### Material shown
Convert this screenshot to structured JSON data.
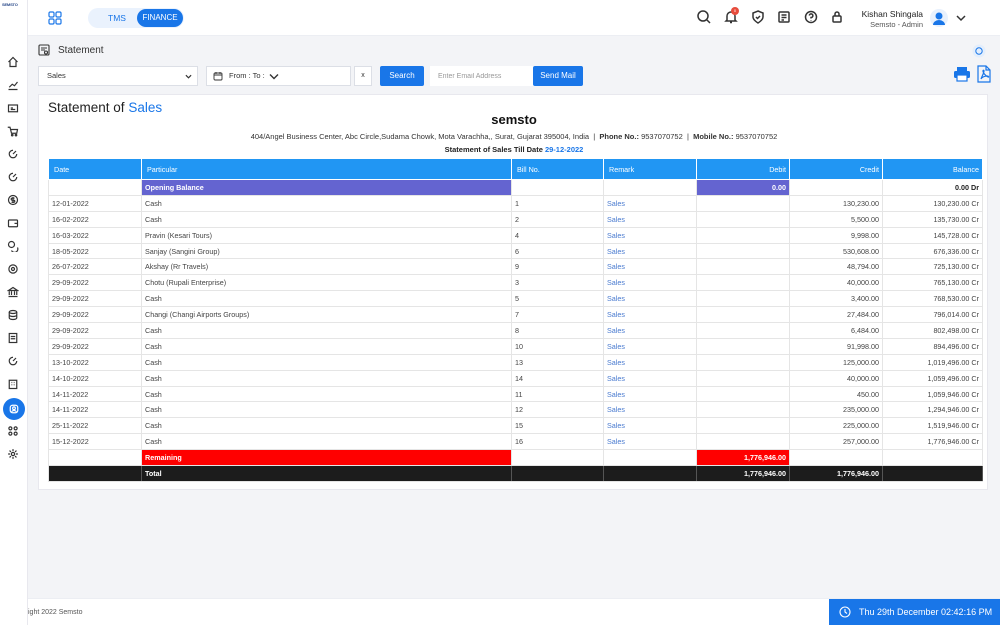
{
  "app": {
    "logo_text": "SEMSTO"
  },
  "header": {
    "tabs": [
      {
        "label": "TMS"
      },
      {
        "label": "FINANCE"
      }
    ],
    "notification_count": "0",
    "user": {
      "name": "Kishan Shingala",
      "role": "Semsto - Admin"
    }
  },
  "page": {
    "title": "Statement"
  },
  "filters": {
    "type_value": "Sales",
    "date_label": "From : To :",
    "clear_label": "x",
    "search_label": "Search",
    "email_placeholder": "Enter Email Address",
    "send_mail_label": "Send Mail"
  },
  "statement": {
    "title_prefix": "Statement of",
    "title_highlight": "Sales",
    "company": "semsto",
    "address": "404/Angel Business Center, Abc Circle,Sudama Chowk, Mota Varachha,, Surat, Gujarat 395004, India",
    "phone_label": "Phone No.:",
    "phone": "9537070752",
    "mobile_label": "Mobile No.:",
    "mobile": "9537070752",
    "till_label": "Statement of Sales Till Date",
    "till_date": "29-12-2022"
  },
  "table": {
    "headers": [
      "Date",
      "Particular",
      "Bill No.",
      "Remark",
      "Debit",
      "Credit",
      "Balance"
    ],
    "opening": {
      "label": "Opening Balance",
      "debit": "0.00",
      "balance": "0.00 Dr"
    },
    "rows": [
      {
        "date": "12-01-2022",
        "particular": "Cash",
        "bill": "1",
        "remark": "Sales",
        "credit": "130,230.00",
        "balance": "130,230.00 Cr"
      },
      {
        "date": "16-02-2022",
        "particular": "Cash",
        "bill": "2",
        "remark": "Sales",
        "credit": "5,500.00",
        "balance": "135,730.00 Cr"
      },
      {
        "date": "16-03-2022",
        "particular": "Pravin (Kesari Tours)",
        "bill": "4",
        "remark": "Sales",
        "credit": "9,998.00",
        "balance": "145,728.00 Cr"
      },
      {
        "date": "18-05-2022",
        "particular": "Sanjay (Sangini Group)",
        "bill": "6",
        "remark": "Sales",
        "credit": "530,608.00",
        "balance": "676,336.00 Cr"
      },
      {
        "date": "26-07-2022",
        "particular": "Akshay (Rr Travels)",
        "bill": "9",
        "remark": "Sales",
        "credit": "48,794.00",
        "balance": "725,130.00 Cr"
      },
      {
        "date": "29-09-2022",
        "particular": "Chotu (Rupali Enterprise)",
        "bill": "3",
        "remark": "Sales",
        "credit": "40,000.00",
        "balance": "765,130.00 Cr"
      },
      {
        "date": "29-09-2022",
        "particular": "Cash",
        "bill": "5",
        "remark": "Sales",
        "credit": "3,400.00",
        "balance": "768,530.00 Cr"
      },
      {
        "date": "29-09-2022",
        "particular": "Changi (Changi Airports Groups)",
        "bill": "7",
        "remark": "Sales",
        "credit": "27,484.00",
        "balance": "796,014.00 Cr"
      },
      {
        "date": "29-09-2022",
        "particular": "Cash",
        "bill": "8",
        "remark": "Sales",
        "credit": "6,484.00",
        "balance": "802,498.00 Cr"
      },
      {
        "date": "29-09-2022",
        "particular": "Cash",
        "bill": "10",
        "remark": "Sales",
        "credit": "91,998.00",
        "balance": "894,496.00 Cr"
      },
      {
        "date": "13-10-2022",
        "particular": "Cash",
        "bill": "13",
        "remark": "Sales",
        "credit": "125,000.00",
        "balance": "1,019,496.00 Cr"
      },
      {
        "date": "14-10-2022",
        "particular": "Cash",
        "bill": "14",
        "remark": "Sales",
        "credit": "40,000.00",
        "balance": "1,059,496.00 Cr"
      },
      {
        "date": "14-11-2022",
        "particular": "Cash",
        "bill": "11",
        "remark": "Sales",
        "credit": "450.00",
        "balance": "1,059,946.00 Cr"
      },
      {
        "date": "14-11-2022",
        "particular": "Cash",
        "bill": "12",
        "remark": "Sales",
        "credit": "235,000.00",
        "balance": "1,294,946.00 Cr"
      },
      {
        "date": "25-11-2022",
        "particular": "Cash",
        "bill": "15",
        "remark": "Sales",
        "credit": "225,000.00",
        "balance": "1,519,946.00 Cr"
      },
      {
        "date": "15-12-2022",
        "particular": "Cash",
        "bill": "16",
        "remark": "Sales",
        "credit": "257,000.00",
        "balance": "1,776,946.00 Cr"
      }
    ],
    "remaining": {
      "label": "Remaining",
      "debit": "1,776,946.00"
    },
    "total": {
      "label": "Total",
      "debit": "1,776,946.00",
      "credit": "1,776,946.00"
    }
  },
  "footer": {
    "copyright": "ight 2022 Semsto",
    "datetime": "Thu 29th December 02:42:16 PM"
  },
  "colors": {
    "accent": "#1976e8",
    "header_blue": "#2196f3",
    "opening": "#6464d0",
    "remaining": "#ff0000",
    "total": "#1c1c1c"
  }
}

### Stated task
Copy every record above exactly as written, but leave out the pictures.

### Right answer
Convert this screenshot to structured JSON data.
{
  "app": {
    "logo_text": "SEMSTO"
  },
  "header": {
    "tabs": [
      {
        "label": "TMS"
      },
      {
        "label": "FINANCE"
      }
    ],
    "notification_count": "0",
    "user": {
      "name": "Kishan Shingala",
      "role": "Semsto - Admin"
    }
  },
  "page": {
    "title": "Statement"
  },
  "filters": {
    "type_value": "Sales",
    "date_label": "From : To :",
    "clear_label": "x",
    "search_label": "Search",
    "email_placeholder": "Enter Email Address",
    "send_mail_label": "Send Mail"
  },
  "statement": {
    "title_prefix": "Statement of",
    "title_highlight": "Sales",
    "company": "semsto",
    "address": "404/Angel Business Center, Abc Circle,Sudama Chowk, Mota Varachha,, Surat, Gujarat 395004, India",
    "phone_label": "Phone No.:",
    "phone": "9537070752",
    "mobile_label": "Mobile No.:",
    "mobile": "9537070752",
    "till_label": "Statement of Sales Till Date",
    "till_date": "29-12-2022"
  },
  "table": {
    "headers": [
      "Date",
      "Particular",
      "Bill No.",
      "Remark",
      "Debit",
      "Credit",
      "Balance"
    ],
    "opening": {
      "label": "Opening Balance",
      "debit": "0.00",
      "balance": "0.00 Dr"
    },
    "rows": [
      {
        "date": "12-01-2022",
        "particular": "Cash",
        "bill": "1",
        "remark": "Sales",
        "credit": "130,230.00",
        "balance": "130,230.00 Cr"
      },
      {
        "date": "16-02-2022",
        "particular": "Cash",
        "bill": "2",
        "remark": "Sales",
        "credit": "5,500.00",
        "balance": "135,730.00 Cr"
      },
      {
        "date": "16-03-2022",
        "particular": "Pravin (Kesari Tours)",
        "bill": "4",
        "remark": "Sales",
        "credit": "9,998.00",
        "balance": "145,728.00 Cr"
      },
      {
        "date": "18-05-2022",
        "particular": "Sanjay (Sangini Group)",
        "bill": "6",
        "remark": "Sales",
        "credit": "530,608.00",
        "balance": "676,336.00 Cr"
      },
      {
        "date": "26-07-2022",
        "particular": "Akshay (Rr Travels)",
        "bill": "9",
        "remark": "Sales",
        "credit": "48,794.00",
        "balance": "725,130.00 Cr"
      },
      {
        "date": "29-09-2022",
        "particular": "Chotu (Rupali Enterprise)",
        "bill": "3",
        "remark": "Sales",
        "credit": "40,000.00",
        "balance": "765,130.00 Cr"
      },
      {
        "date": "29-09-2022",
        "particular": "Cash",
        "bill": "5",
        "remark": "Sales",
        "credit": "3,400.00",
        "balance": "768,530.00 Cr"
      },
      {
        "date": "29-09-2022",
        "particular": "Changi (Changi Airports Groups)",
        "bill": "7",
        "remark": "Sales",
        "credit": "27,484.00",
        "balance": "796,014.00 Cr"
      },
      {
        "date": "29-09-2022",
        "particular": "Cash",
        "bill": "8",
        "remark": "Sales",
        "credit": "6,484.00",
        "balance": "802,498.00 Cr"
      },
      {
        "date": "29-09-2022",
        "particular": "Cash",
        "bill": "10",
        "remark": "Sales",
        "credit": "91,998.00",
        "balance": "894,496.00 Cr"
      },
      {
        "date": "13-10-2022",
        "particular": "Cash",
        "bill": "13",
        "remark": "Sales",
        "credit": "125,000.00",
        "balance": "1,019,496.00 Cr"
      },
      {
        "date": "14-10-2022",
        "particular": "Cash",
        "bill": "14",
        "remark": "Sales",
        "credit": "40,000.00",
        "balance": "1,059,496.00 Cr"
      },
      {
        "date": "14-11-2022",
        "particular": "Cash",
        "bill": "11",
        "remark": "Sales",
        "credit": "450.00",
        "balance": "1,059,946.00 Cr"
      },
      {
        "date": "14-11-2022",
        "particular": "Cash",
        "bill": "12",
        "remark": "Sales",
        "credit": "235,000.00",
        "balance": "1,294,946.00 Cr"
      },
      {
        "date": "25-11-2022",
        "particular": "Cash",
        "bill": "15",
        "remark": "Sales",
        "credit": "225,000.00",
        "balance": "1,519,946.00 Cr"
      },
      {
        "date": "15-12-2022",
        "particular": "Cash",
        "bill": "16",
        "remark": "Sales",
        "credit": "257,000.00",
        "balance": "1,776,946.00 Cr"
      }
    ],
    "remaining": {
      "label": "Remaining",
      "debit": "1,776,946.00"
    },
    "total": {
      "label": "Total",
      "debit": "1,776,946.00",
      "credit": "1,776,946.00"
    }
  },
  "footer": {
    "copyright": "ight 2022 Semsto",
    "datetime": "Thu 29th December 02:42:16 PM"
  },
  "colors": {
    "accent": "#1976e8",
    "header_blue": "#2196f3",
    "opening": "#6464d0",
    "remaining": "#ff0000",
    "total": "#1c1c1c"
  }
}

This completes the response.